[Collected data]
:::::

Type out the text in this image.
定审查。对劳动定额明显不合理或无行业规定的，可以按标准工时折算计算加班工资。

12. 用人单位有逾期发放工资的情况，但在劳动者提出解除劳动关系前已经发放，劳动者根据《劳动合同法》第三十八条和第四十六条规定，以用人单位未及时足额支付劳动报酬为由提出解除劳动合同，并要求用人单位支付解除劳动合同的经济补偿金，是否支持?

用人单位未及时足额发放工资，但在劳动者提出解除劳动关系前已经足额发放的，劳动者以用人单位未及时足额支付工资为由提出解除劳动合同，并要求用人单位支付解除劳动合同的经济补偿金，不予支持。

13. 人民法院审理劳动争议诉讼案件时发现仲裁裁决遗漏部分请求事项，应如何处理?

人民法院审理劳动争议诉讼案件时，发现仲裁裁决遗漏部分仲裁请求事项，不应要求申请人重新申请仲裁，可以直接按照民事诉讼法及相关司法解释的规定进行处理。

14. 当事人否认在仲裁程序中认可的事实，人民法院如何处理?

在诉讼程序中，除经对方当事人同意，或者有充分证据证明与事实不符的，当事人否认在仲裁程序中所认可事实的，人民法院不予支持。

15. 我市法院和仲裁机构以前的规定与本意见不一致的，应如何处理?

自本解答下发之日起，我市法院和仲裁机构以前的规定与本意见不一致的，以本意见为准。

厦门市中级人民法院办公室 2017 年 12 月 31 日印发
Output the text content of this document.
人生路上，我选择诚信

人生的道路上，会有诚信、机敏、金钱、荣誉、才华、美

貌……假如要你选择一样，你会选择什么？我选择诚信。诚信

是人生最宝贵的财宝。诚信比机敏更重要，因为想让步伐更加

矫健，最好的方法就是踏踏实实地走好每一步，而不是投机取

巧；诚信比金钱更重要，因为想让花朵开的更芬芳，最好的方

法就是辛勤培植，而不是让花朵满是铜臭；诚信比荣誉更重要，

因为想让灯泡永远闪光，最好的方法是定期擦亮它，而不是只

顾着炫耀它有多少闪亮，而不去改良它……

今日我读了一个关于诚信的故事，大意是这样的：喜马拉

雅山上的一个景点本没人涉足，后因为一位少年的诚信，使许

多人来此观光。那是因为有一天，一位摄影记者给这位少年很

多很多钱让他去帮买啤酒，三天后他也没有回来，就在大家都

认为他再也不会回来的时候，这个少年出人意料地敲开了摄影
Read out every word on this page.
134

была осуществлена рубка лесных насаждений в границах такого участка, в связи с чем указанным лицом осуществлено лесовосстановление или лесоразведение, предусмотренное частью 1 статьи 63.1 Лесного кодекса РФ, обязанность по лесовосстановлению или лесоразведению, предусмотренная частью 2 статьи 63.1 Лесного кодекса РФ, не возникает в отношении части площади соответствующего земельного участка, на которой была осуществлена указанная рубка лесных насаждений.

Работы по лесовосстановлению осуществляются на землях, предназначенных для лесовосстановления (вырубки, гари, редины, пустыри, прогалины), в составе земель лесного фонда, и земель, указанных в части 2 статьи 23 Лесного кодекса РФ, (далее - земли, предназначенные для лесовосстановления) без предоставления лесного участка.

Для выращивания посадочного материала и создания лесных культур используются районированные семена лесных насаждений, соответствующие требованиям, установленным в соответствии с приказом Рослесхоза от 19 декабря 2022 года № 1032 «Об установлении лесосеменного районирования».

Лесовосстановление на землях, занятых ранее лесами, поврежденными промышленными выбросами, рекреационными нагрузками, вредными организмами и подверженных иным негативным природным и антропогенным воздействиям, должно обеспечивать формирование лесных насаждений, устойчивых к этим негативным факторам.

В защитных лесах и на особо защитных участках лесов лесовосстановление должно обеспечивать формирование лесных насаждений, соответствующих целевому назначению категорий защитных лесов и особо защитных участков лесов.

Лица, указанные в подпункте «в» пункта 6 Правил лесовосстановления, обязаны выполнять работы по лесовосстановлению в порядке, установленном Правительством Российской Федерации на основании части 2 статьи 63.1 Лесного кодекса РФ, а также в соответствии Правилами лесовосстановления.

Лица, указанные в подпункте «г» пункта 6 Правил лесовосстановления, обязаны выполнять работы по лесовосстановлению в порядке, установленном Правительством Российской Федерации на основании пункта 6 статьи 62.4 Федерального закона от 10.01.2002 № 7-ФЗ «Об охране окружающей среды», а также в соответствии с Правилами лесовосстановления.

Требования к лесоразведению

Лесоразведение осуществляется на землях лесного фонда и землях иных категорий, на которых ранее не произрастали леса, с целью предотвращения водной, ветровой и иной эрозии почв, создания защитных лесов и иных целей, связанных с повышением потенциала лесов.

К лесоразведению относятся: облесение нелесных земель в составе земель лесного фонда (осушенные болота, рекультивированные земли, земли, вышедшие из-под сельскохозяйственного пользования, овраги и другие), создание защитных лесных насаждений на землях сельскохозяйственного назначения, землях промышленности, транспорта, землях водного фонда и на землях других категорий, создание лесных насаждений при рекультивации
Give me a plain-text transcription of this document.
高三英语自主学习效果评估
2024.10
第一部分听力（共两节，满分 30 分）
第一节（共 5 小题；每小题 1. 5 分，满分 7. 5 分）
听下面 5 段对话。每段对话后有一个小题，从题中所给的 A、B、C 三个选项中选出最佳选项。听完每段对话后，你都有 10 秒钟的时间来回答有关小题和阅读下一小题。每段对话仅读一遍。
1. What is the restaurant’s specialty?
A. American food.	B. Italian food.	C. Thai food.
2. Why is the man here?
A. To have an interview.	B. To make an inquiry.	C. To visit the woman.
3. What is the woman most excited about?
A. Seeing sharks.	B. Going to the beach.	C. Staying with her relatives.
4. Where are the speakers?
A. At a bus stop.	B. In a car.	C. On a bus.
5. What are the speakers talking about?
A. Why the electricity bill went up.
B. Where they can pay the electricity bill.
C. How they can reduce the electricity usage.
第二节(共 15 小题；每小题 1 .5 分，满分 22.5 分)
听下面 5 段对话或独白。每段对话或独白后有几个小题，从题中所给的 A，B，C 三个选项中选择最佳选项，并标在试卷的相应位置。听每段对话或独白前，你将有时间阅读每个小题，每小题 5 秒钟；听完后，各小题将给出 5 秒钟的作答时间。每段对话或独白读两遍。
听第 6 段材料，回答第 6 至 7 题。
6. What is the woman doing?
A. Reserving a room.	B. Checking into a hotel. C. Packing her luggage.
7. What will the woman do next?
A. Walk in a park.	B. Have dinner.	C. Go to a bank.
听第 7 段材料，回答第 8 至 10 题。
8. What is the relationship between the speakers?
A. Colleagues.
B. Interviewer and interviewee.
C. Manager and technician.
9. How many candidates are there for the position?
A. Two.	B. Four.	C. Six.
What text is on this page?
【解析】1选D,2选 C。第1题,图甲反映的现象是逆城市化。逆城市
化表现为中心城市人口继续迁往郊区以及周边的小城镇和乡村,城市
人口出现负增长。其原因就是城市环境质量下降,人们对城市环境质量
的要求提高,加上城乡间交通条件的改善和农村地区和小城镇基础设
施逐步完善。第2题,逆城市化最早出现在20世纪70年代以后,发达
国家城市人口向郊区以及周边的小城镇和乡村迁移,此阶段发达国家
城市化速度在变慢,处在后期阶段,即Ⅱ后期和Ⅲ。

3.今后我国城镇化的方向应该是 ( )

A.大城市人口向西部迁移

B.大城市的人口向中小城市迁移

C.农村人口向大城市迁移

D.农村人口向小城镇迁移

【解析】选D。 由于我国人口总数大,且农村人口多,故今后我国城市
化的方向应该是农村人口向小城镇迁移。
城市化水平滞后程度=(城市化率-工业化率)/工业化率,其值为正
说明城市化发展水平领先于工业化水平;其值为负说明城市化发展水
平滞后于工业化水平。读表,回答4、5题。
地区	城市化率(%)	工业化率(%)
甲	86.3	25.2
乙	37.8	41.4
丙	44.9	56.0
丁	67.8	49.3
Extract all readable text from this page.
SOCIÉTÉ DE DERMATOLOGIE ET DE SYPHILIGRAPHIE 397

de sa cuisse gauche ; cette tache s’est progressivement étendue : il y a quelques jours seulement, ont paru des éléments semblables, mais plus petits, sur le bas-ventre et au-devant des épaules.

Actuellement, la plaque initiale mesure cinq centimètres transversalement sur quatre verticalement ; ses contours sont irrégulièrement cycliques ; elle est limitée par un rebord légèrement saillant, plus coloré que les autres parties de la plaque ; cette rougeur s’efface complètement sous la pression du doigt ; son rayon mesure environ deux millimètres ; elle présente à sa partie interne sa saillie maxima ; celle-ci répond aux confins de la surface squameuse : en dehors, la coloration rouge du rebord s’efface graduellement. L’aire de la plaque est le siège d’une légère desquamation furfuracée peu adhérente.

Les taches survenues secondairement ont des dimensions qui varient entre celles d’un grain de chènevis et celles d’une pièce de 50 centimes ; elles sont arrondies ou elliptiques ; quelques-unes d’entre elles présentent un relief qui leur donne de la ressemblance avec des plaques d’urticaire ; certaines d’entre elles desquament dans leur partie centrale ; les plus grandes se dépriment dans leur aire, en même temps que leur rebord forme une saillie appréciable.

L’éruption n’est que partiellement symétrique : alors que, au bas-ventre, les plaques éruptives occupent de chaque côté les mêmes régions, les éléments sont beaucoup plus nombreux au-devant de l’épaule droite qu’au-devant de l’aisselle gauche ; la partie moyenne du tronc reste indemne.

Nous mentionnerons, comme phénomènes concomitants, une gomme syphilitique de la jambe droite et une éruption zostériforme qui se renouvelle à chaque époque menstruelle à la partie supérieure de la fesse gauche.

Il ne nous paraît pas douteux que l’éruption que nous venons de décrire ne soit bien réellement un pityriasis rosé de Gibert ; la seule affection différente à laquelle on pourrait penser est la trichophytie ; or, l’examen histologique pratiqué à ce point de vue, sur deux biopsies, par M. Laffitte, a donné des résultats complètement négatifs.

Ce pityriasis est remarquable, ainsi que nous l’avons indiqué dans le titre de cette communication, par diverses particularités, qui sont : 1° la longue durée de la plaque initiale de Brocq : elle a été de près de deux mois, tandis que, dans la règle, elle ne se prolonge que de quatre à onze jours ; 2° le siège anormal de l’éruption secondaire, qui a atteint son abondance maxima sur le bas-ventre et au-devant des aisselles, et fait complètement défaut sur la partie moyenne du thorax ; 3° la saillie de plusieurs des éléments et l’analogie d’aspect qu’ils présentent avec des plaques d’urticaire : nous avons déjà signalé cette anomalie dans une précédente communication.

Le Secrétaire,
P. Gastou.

:::::

**Instructions for the task:** Find each line that has the word "从题中所给的", then copy it out.

**Task solution:**
听下面 5 段对话。每段对话后有一个小题，从题中所给的 A、B、C 三个选项中选出最佳选项。听完每段对话后，你都有 10 秒钟的时间来回答有关小题和阅读下一小题。每段对话仅读一遍。
听下面 5 段对话或独白。每段对话或独白后有几个小题，从题中所给的 A，B，C 三个选项中选择最佳选项，并标在试卷的相应位置。听每段对话或独白前，你将有时间阅读每个小题，每小题 5 秒钟；听完后，各小题将给出 5 秒钟的作答时间。每段对话或独白读两遍。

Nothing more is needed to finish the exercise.